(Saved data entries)

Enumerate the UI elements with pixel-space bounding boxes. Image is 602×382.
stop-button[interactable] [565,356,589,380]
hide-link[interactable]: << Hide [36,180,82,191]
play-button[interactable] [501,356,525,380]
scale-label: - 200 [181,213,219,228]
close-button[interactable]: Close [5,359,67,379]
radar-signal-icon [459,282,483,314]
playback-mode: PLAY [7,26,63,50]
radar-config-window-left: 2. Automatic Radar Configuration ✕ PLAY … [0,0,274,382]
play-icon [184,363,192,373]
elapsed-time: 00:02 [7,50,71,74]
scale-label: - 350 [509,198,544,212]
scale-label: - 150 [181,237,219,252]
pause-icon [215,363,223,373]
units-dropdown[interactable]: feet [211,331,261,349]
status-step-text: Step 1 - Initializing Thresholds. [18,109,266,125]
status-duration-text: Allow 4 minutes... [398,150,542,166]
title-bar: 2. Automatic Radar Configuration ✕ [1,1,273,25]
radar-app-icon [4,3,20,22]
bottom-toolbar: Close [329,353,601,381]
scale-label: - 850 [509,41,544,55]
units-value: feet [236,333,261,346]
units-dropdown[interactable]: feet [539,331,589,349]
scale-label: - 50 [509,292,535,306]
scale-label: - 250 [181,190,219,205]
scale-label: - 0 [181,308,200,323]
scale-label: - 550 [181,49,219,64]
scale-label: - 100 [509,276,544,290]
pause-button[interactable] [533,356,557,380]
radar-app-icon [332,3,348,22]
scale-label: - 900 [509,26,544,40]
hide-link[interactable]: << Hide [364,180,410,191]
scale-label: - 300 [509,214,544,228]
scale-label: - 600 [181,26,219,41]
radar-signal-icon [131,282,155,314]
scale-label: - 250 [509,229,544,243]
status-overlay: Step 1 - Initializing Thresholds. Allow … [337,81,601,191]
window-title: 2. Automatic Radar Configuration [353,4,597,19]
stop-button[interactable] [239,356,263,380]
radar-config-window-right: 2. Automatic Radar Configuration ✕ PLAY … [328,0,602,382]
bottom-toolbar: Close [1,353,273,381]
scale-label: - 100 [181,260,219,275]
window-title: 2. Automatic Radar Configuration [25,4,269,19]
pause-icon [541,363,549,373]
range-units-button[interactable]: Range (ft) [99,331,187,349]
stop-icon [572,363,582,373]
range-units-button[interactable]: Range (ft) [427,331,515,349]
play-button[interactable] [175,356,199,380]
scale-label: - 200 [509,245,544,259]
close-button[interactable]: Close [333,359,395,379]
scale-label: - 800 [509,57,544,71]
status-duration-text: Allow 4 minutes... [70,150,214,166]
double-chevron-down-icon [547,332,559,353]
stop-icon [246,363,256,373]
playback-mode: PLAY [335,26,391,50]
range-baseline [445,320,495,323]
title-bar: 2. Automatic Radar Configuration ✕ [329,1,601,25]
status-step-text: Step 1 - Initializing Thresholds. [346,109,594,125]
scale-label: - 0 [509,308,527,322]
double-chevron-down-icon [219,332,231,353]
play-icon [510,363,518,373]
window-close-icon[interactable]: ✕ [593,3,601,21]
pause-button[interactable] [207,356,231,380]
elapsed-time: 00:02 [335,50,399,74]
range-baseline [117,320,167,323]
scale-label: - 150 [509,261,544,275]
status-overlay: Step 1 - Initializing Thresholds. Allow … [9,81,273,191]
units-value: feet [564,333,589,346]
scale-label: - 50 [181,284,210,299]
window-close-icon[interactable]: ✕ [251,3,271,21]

● **WHAT THE TASK ASKS**: Could you recast the stretch from the start of the records through the line containing "elapsed-time: 00:02 [7,50,71,74]" as a JSON list of strings, with one string per line and any blank lines left out?

● **ANSWER TO THE EXERCISE**:
[
  "Enumerate the UI elements with pixel-space bounding boxes. Image is 602×382.",
  "stop-button[interactable] [565,356,589,380]",
  "hide-link[interactable]: << Hide [36,180,82,191]",
  "play-button[interactable] [501,356,525,380]",
  "scale-label: - 200 [181,213,219,228]",
  "close-button[interactable]: Close [5,359,67,379]",
  "radar-signal-icon [459,282,483,314]",
  "playback-mode: PLAY [7,26,63,50]",
  "radar-config-window-left: 2. Automatic Radar Configuration ✕ PLAY … [0,0,274,382]",
  "play-icon [184,363,192,373]",
  "elapsed-time: 00:02 [7,50,71,74]"
]